__What is expected__
Exactly reproduce each record listed below.

__Material supplied__
○ ○ ○ ○ ○
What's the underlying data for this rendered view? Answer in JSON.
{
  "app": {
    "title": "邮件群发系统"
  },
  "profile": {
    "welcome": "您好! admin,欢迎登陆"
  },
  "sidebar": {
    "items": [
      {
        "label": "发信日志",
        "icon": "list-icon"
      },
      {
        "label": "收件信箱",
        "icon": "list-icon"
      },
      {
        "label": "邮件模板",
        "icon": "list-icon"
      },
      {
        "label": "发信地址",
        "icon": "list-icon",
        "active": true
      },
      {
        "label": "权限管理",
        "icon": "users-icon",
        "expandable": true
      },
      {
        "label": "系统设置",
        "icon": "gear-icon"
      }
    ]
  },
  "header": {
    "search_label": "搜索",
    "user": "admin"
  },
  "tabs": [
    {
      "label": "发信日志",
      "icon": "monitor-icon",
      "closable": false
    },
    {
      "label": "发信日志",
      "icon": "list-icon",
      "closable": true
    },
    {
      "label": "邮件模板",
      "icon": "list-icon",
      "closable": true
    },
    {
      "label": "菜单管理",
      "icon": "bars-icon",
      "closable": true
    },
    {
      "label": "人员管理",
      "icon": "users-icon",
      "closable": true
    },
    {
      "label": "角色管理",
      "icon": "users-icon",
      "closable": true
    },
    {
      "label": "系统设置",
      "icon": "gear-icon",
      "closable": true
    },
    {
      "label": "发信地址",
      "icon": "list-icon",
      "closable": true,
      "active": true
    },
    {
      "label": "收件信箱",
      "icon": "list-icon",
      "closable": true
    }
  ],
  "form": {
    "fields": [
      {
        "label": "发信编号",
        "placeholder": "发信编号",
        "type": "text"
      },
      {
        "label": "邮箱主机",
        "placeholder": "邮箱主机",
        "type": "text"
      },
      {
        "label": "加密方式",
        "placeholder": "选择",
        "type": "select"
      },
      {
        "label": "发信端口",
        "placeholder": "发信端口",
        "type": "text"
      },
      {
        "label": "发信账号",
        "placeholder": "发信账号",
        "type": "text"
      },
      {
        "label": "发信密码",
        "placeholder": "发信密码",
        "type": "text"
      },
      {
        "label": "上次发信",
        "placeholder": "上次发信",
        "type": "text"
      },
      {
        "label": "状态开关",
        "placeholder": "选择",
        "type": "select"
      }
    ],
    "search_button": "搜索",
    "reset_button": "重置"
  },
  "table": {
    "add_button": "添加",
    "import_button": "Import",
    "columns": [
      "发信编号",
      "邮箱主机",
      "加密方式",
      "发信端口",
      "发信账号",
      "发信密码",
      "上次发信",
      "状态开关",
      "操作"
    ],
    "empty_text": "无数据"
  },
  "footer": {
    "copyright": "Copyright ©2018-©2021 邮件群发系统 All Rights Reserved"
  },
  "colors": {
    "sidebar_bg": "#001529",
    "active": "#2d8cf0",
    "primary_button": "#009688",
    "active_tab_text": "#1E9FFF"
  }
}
○ ○ ○ ○ ○
__Solution for this problem__
What's the underlying data for this rendered view? Answer in JSON.
{
  "app": {
    "title": "邮件群发系统"
  },
  "profile": {
    "welcome": "您好! admin,欢迎登陆"
  },
  "sidebar": {
    "items": [
      {
        "label": "发信日志",
        "icon": "list-icon"
      },
      {
        "label": "收件信箱",
        "icon": "list-icon"
      },
      {
        "label": "邮件模板",
        "icon": "list-icon"
      },
      {
        "label": "发信地址",
        "icon": "list-icon",
        "active": true
      },
      {
        "label": "权限管理",
        "icon": "users-icon",
        "expandable": true
      },
      {
        "label": "系统设置",
        "icon": "gear-icon"
      }
    ]
  },
  "header": {
    "search_label": "搜索",
    "user": "admin"
  },
  "tabs": [
    {
      "label": "发信日志",
      "icon": "monitor-icon",
      "closable": false
    },
    {
      "label": "发信日志",
      "icon": "list-icon",
      "closable": true
    },
    {
      "label": "邮件模板",
      "icon": "list-icon",
      "closable": true
    },
    {
      "label": "菜单管理",
      "icon": "bars-icon",
      "closable": true
    },
    {
      "label": "人员管理",
      "icon": "users-icon",
      "closable": true
    },
    {
      "label": "角色管理",
      "icon": "users-icon",
      "closable": true
    },
    {
      "label": "系统设置",
      "icon": "gear-icon",
      "closable": true
    },
    {
      "label": "发信地址",
      "icon": "list-icon",
      "closable": true,
      "active": true
    },
    {
      "label": "收件信箱",
      "icon": "list-icon",
      "closable": true
    }
  ],
  "form": {
    "fields": [
      {
        "label": "发信编号",
        "placeholder": "发信编号",
        "type": "text"
      },
      {
        "label": "邮箱主机",
        "placeholder": "邮箱主机",
        "type": "text"
      },
      {
        "label": "加密方式",
        "placeholder": "选择",
        "type": "select"
      },
      {
        "label": "发信端口",
        "placeholder": "发信端口",
        "type": "text"
      },
      {
        "label": "发信账号",
        "placeholder": "发信账号",
        "type": "text"
      },
      {
        "label": "发信密码",
        "placeholder": "发信密码",
        "type": "text"
      },
      {
        "label": "上次发信",
        "placeholder": "上次发信",
        "type": "text"
      },
      {
        "label": "状态开关",
        "placeholder": "选择",
        "type": "select"
      }
    ],
    "search_button": "搜索",
    "reset_button": "重置"
  },
  "table": {
    "add_button": "添加",
    "import_button": "Import",
    "columns": [
      "发信编号",
      "邮箱主机",
      "加密方式",
      "发信端口",
      "发信账号",
      "发信密码",
      "上次发信",
      "状态开关",
      "操作"
    ],
    "empty_text": "无数据"
  },
  "footer": {
    "copyright": "Copyright ©2018-©2021 邮件群发系统 All Rights Reserved"
  },
  "colors": {
    "sidebar_bg": "#001529",
    "active": "#2d8cf0",
    "primary_button": "#009688",
    "active_tab_text": "#1E9FFF"
  }
}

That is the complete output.